Return all of the lines below exactly as they are.
>> BEGIN
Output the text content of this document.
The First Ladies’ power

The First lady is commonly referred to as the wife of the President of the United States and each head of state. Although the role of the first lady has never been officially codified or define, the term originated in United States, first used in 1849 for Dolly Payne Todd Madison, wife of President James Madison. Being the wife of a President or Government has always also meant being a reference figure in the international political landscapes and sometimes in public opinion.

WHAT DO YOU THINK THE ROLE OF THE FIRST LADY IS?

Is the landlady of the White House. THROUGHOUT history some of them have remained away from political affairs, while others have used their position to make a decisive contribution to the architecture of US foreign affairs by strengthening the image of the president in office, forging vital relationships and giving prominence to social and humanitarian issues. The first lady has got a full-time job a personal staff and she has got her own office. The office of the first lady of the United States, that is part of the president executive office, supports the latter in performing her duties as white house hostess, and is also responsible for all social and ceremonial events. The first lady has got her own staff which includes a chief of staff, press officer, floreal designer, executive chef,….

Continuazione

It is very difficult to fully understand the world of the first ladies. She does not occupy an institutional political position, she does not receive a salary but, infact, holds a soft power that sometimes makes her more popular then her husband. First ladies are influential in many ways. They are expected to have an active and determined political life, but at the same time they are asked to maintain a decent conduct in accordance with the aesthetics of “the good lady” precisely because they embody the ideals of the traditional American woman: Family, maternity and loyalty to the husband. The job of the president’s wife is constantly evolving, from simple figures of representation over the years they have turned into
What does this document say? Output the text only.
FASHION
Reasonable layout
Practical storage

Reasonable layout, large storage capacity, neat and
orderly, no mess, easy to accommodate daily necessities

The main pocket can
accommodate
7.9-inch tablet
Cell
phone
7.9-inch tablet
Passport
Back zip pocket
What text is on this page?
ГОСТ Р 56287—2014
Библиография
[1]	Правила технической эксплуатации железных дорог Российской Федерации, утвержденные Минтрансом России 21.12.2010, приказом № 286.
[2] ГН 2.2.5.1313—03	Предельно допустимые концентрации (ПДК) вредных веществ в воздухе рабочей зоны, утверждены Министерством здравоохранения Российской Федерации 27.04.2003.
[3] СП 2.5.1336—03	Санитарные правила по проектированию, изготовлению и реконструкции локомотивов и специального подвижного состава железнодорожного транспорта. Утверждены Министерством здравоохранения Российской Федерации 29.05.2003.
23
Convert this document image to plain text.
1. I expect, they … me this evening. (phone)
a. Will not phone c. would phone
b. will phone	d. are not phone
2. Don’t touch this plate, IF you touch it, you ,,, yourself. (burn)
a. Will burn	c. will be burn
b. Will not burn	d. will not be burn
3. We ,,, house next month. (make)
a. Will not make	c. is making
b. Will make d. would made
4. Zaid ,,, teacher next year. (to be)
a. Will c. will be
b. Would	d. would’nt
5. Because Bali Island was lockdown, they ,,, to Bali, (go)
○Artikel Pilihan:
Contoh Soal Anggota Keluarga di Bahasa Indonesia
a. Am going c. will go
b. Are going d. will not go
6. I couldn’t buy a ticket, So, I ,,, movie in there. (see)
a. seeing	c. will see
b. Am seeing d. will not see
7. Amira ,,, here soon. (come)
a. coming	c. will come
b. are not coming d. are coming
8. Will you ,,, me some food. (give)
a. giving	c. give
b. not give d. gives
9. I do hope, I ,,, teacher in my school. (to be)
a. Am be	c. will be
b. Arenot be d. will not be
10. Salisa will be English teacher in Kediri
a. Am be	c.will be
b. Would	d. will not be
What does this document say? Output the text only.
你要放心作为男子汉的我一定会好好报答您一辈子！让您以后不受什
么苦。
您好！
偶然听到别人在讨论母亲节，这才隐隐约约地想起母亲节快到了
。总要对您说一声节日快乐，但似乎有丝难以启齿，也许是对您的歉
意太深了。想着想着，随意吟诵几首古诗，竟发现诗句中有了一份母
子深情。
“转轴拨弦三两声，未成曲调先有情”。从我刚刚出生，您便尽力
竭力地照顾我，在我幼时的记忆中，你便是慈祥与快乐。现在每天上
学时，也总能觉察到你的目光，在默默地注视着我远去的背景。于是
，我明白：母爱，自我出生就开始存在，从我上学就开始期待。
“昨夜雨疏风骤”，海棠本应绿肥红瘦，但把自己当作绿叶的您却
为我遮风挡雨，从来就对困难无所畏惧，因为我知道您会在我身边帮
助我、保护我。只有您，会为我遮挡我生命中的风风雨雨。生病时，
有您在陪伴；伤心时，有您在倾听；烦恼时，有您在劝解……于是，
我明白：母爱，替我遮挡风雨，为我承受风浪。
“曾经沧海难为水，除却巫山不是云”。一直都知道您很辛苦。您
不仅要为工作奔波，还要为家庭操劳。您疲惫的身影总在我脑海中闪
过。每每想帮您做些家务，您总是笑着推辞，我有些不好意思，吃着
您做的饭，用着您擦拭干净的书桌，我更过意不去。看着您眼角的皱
>> END
→ **Answer to the exercise**:
Output the text content of this document.
The First Ladies’ power

The First lady is commonly referred to as the wife of the President of the United States and each head of state. Although the role of the first lady has never been officially codified or define, the term originated in United States, first used in 1849 for Dolly Payne Todd Madison, wife of President James Madison. Being the wife of a President or Government has always also meant being a reference figure in the international political landscapes and sometimes in public opinion.

WHAT DO YOU THINK THE ROLE OF THE FIRST LADY IS?

Is the landlady of the White House. THROUGHOUT history some of them have remained away from political affairs, while others have used their position to make a decisive contribution to the architecture of US foreign affairs by strengthening the image of the president in office, forging vital relationships and giving prominence to social and humanitarian issues. The first lady has got a full-time job a personal staff and she has got her own office. The office of the first lady of the United States, that is part of the president executive office, supports the latter in performing her duties as white house hostess, and is also responsible for all social and ceremonial events. The first lady has got her own staff which includes a chief of staff, press officer, floreal designer, executive chef,….

Continuazione

It is very difficult to fully understand the world of the first ladies. She does not occupy an institutional political position, she does not receive a salary but, infact, holds a soft power that sometimes makes her more popular then her husband. First ladies are influential in many ways. They are expected to have an active and determined political life, but at the same time they are asked to maintain a decent conduct in accordance with the aesthetics of “the good lady” precisely because they embody the ideals of the traditional American woman: Family, maternity and loyalty to the husband. The job of the president’s wife is constantly evolving, from simple figures of representation over the years they have turned into
What does this document say? Output the text only.
FASHION
Reasonable layout
Practical storage

Reasonable layout, large storage capacity, neat and
orderly, no mess, easy to accommodate daily necessities

The main pocket can
accommodate
7.9-inch tablet
Cell
phone
7.9-inch tablet
Passport
Back zip pocket
What text is on this page?
ГОСТ Р 56287—2014
Библиография
[1]	Правила технической эксплуатации железных дорог Российской Федерации, утвержденные Минтрансом России 21.12.2010, приказом № 286.
[2] ГН 2.2.5.1313—03	Предельно допустимые концентрации (ПДК) вредных веществ в воздухе рабочей зоны, утверждены Министерством здравоохранения Российской Федерации 27.04.2003.
[3] СП 2.5.1336—03	Санитарные правила по проектированию, изготовлению и реконструкции локомотивов и специального подвижного состава железнодорожного транспорта. Утверждены Министерством здравоохранения Российской Федерации 29.05.2003.
23
Convert this document image to plain text.
1. I expect, they … me this evening. (phone)
a. Will not phone c. would phone
b. will phone	d. are not phone
2. Don’t touch this plate, IF you touch it, you ,,, yourself. (burn)
a. Will burn	c. will be burn
b. Will not burn	d. will not be burn
3. We ,,, house next month. (make)
a. Will not make	c. is making
b. Will make d. would made
4. Zaid ,,, teacher next year. (to be)
a. Will c. will be
b. Would	d. would’nt
5. Because Bali Island was lockdown, they ,,, to Bali, (go)
○Artikel Pilihan:
Contoh Soal Anggota Keluarga di Bahasa Indonesia
a. Am going c. will go
b. Are going d. will not go
6. I couldn’t buy a ticket, So, I ,,, movie in there. (see)
a. seeing	c. will see
b. Am seeing d. will not see
7. Amira ,,, here soon. (come)
a. coming	c. will come
b. are not coming d. are coming
8. Will you ,,, me some food. (give)
a. giving	c. give
b. not give d. gives
9. I do hope, I ,,, teacher in my school. (to be)
a. Am be	c. will be
b. Arenot be d. will not be
10. Salisa will be English teacher in Kediri
a. Am be	c.will be
b. Would	d. will not be
What does this document say? Output the text only.
你要放心作为男子汉的我一定会好好报答您一辈子！让您以后不受什
么苦。
您好！
偶然听到别人在讨论母亲节，这才隐隐约约地想起母亲节快到了
。总要对您说一声节日快乐，但似乎有丝难以启齿，也许是对您的歉
意太深了。想着想着，随意吟诵几首古诗，竟发现诗句中有了一份母
子深情。
“转轴拨弦三两声，未成曲调先有情”。从我刚刚出生，您便尽力
竭力地照顾我，在我幼时的记忆中，你便是慈祥与快乐。现在每天上
学时，也总能觉察到你的目光，在默默地注视着我远去的背景。于是
，我明白：母爱，自我出生就开始存在，从我上学就开始期待。
“昨夜雨疏风骤”，海棠本应绿肥红瘦，但把自己当作绿叶的您却
为我遮风挡雨，从来就对困难无所畏惧，因为我知道您会在我身边帮
助我、保护我。只有您，会为我遮挡我生命中的风风雨雨。生病时，
有您在陪伴；伤心时，有您在倾听；烦恼时，有您在劝解……于是，
我明白：母爱，替我遮挡风雨，为我承受风浪。
“曾经沧海难为水，除却巫山不是云”。一直都知道您很辛苦。您
不仅要为工作奔波，还要为家庭操劳。您疲惫的身影总在我脑海中闪
过。每每想帮您做些家务，您总是笑着推辞，我有些不好意思，吃着
您做的饭，用着您擦拭干净的书桌，我更过意不去。看着您眼角的皱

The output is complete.